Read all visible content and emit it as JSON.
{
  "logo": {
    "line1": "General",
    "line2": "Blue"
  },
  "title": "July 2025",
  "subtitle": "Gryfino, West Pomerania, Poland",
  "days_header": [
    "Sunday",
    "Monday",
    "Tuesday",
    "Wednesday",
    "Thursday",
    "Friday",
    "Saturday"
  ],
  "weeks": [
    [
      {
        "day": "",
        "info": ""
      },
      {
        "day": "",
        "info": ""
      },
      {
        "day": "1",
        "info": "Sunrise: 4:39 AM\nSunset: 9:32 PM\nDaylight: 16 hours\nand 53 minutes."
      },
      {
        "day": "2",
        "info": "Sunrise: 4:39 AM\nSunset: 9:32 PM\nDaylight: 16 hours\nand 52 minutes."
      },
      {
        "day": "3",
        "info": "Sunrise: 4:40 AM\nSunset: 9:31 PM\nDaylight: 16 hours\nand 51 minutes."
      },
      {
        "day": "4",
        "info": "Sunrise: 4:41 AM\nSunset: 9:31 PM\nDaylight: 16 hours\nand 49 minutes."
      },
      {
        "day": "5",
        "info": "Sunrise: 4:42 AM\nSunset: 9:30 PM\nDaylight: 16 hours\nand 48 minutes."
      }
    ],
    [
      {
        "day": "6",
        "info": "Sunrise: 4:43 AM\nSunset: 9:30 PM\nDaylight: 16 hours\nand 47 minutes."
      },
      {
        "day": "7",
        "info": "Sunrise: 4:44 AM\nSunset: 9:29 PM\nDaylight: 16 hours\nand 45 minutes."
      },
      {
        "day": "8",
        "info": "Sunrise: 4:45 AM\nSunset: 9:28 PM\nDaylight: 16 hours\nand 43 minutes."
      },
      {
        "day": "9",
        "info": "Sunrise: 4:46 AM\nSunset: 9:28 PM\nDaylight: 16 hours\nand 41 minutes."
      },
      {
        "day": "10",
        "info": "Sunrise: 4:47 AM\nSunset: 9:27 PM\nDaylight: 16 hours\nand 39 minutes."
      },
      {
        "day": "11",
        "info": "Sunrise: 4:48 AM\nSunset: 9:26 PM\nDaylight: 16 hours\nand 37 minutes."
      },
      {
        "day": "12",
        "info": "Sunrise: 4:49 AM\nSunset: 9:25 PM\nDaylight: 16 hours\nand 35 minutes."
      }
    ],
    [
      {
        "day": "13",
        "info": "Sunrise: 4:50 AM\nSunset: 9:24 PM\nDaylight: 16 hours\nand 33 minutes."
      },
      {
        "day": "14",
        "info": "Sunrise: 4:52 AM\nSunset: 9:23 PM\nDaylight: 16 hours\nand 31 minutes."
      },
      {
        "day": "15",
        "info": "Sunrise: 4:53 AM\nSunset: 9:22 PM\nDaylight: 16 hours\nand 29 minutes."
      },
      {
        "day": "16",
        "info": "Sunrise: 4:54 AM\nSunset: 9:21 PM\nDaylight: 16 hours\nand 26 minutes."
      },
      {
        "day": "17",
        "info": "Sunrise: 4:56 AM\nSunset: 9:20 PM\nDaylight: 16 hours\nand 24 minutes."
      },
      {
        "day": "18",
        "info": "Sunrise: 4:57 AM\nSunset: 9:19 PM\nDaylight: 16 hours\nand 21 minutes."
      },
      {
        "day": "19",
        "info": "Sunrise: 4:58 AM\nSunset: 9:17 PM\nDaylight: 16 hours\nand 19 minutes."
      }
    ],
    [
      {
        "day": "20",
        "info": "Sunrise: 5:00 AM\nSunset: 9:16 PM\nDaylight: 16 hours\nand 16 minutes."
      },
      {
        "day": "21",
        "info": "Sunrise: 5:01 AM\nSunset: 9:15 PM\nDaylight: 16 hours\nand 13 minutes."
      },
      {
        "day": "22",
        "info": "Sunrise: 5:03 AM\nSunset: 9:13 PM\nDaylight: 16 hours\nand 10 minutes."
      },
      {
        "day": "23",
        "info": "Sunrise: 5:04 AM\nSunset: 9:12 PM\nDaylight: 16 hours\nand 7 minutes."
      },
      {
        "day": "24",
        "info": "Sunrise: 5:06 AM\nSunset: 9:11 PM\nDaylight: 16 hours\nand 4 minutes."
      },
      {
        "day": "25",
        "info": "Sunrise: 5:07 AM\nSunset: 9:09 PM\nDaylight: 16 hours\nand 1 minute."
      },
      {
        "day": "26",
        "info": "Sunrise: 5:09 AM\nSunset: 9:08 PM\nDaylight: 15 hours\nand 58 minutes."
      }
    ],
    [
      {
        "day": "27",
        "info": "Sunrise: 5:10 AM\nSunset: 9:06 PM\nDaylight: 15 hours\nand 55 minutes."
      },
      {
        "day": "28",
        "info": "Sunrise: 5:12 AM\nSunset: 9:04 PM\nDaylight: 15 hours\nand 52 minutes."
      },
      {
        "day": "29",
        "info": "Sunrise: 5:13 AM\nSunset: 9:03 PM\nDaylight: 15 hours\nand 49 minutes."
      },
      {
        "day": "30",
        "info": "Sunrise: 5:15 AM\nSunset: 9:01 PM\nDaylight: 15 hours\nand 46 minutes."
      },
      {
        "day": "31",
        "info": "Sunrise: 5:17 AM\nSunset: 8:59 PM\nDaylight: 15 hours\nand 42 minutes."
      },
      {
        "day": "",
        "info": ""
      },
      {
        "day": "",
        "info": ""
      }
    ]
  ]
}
^^^^^^^^^^^^^^^^
TASK GOAL: Print the whole listing exactly as it is.

EXERCISE RESULT:
Read all visible content and emit it as JSON.
{
  "logo": {
    "line1": "General",
    "line2": "Blue"
  },
  "title": "July 2025",
  "subtitle": "Gryfino, West Pomerania, Poland",
  "days_header": [
    "Sunday",
    "Monday",
    "Tuesday",
    "Wednesday",
    "Thursday",
    "Friday",
    "Saturday"
  ],
  "weeks": [
    [
      {
        "day": "",
        "info": ""
      },
      {
        "day": "",
        "info": ""
      },
      {
        "day": "1",
        "info": "Sunrise: 4:39 AM\nSunset: 9:32 PM\nDaylight: 16 hours\nand 53 minutes."
      },
      {
        "day": "2",
        "info": "Sunrise: 4:39 AM\nSunset: 9:32 PM\nDaylight: 16 hours\nand 52 minutes."
      },
      {
        "day": "3",
        "info": "Sunrise: 4:40 AM\nSunset: 9:31 PM\nDaylight: 16 hours\nand 51 minutes."
      },
      {
        "day": "4",
        "info": "Sunrise: 4:41 AM\nSunset: 9:31 PM\nDaylight: 16 hours\nand 49 minutes."
      },
      {
        "day": "5",
        "info": "Sunrise: 4:42 AM\nSunset: 9:30 PM\nDaylight: 16 hours\nand 48 minutes."
      }
    ],
    [
      {
        "day": "6",
        "info": "Sunrise: 4:43 AM\nSunset: 9:30 PM\nDaylight: 16 hours\nand 47 minutes."
      },
      {
        "day": "7",
        "info": "Sunrise: 4:44 AM\nSunset: 9:29 PM\nDaylight: 16 hours\nand 45 minutes."
      },
      {
        "day": "8",
        "info": "Sunrise: 4:45 AM\nSunset: 9:28 PM\nDaylight: 16 hours\nand 43 minutes."
      },
      {
        "day": "9",
        "info": "Sunrise: 4:46 AM\nSunset: 9:28 PM\nDaylight: 16 hours\nand 41 minutes."
      },
      {
        "day": "10",
        "info": "Sunrise: 4:47 AM\nSunset: 9:27 PM\nDaylight: 16 hours\nand 39 minutes."
      },
      {
        "day": "11",
        "info": "Sunrise: 4:48 AM\nSunset: 9:26 PM\nDaylight: 16 hours\nand 37 minutes."
      },
      {
        "day": "12",
        "info": "Sunrise: 4:49 AM\nSunset: 9:25 PM\nDaylight: 16 hours\nand 35 minutes."
      }
    ],
    [
      {
        "day": "13",
        "info": "Sunrise: 4:50 AM\nSunset: 9:24 PM\nDaylight: 16 hours\nand 33 minutes."
      },
      {
        "day": "14",
        "info": "Sunrise: 4:52 AM\nSunset: 9:23 PM\nDaylight: 16 hours\nand 31 minutes."
      },
      {
        "day": "15",
        "info": "Sunrise: 4:53 AM\nSunset: 9:22 PM\nDaylight: 16 hours\nand 29 minutes."
      },
      {
        "day": "16",
        "info": "Sunrise: 4:54 AM\nSunset: 9:21 PM\nDaylight: 16 hours\nand 26 minutes."
      },
      {
        "day": "17",
        "info": "Sunrise: 4:56 AM\nSunset: 9:20 PM\nDaylight: 16 hours\nand 24 minutes."
      },
      {
        "day": "18",
        "info": "Sunrise: 4:57 AM\nSunset: 9:19 PM\nDaylight: 16 hours\nand 21 minutes."
      },
      {
        "day": "19",
        "info": "Sunrise: 4:58 AM\nSunset: 9:17 PM\nDaylight: 16 hours\nand 19 minutes."
      }
    ],
    [
      {
        "day": "20",
        "info": "Sunrise: 5:00 AM\nSunset: 9:16 PM\nDaylight: 16 hours\nand 16 minutes."
      },
      {
        "day": "21",
        "info": "Sunrise: 5:01 AM\nSunset: 9:15 PM\nDaylight: 16 hours\nand 13 minutes."
      },
      {
        "day": "22",
        "info": "Sunrise: 5:03 AM\nSunset: 9:13 PM\nDaylight: 16 hours\nand 10 minutes."
      },
      {
        "day": "23",
        "info": "Sunrise: 5:04 AM\nSunset: 9:12 PM\nDaylight: 16 hours\nand 7 minutes."
      },
      {
        "day": "24",
        "info": "Sunrise: 5:06 AM\nSunset: 9:11 PM\nDaylight: 16 hours\nand 4 minutes."
      },
      {
        "day": "25",
        "info": "Sunrise: 5:07 AM\nSunset: 9:09 PM\nDaylight: 16 hours\nand 1 minute."
      },
      {
        "day": "26",
        "info": "Sunrise: 5:09 AM\nSunset: 9:08 PM\nDaylight: 15 hours\nand 58 minutes."
      }
    ],
    [
      {
        "day": "27",
        "info": "Sunrise: 5:10 AM\nSunset: 9:06 PM\nDaylight: 15 hours\nand 55 minutes."
      },
      {
        "day": "28",
        "info": "Sunrise: 5:12 AM\nSunset: 9:04 PM\nDaylight: 15 hours\nand 52 minutes."
      },
      {
        "day": "29",
        "info": "Sunrise: 5:13 AM\nSunset: 9:03 PM\nDaylight: 15 hours\nand 49 minutes."
      },
      {
        "day": "30",
        "info": "Sunrise: 5:15 AM\nSunset: 9:01 PM\nDaylight: 15 hours\nand 46 minutes."
      },
      {
        "day": "31",
        "info": "Sunrise: 5:17 AM\nSunset: 8:59 PM\nDaylight: 15 hours\nand 42 minutes."
      },
      {
        "day": "",
        "info": ""
      },
      {
        "day": "",
        "info": ""
      }
    ]
  ]
}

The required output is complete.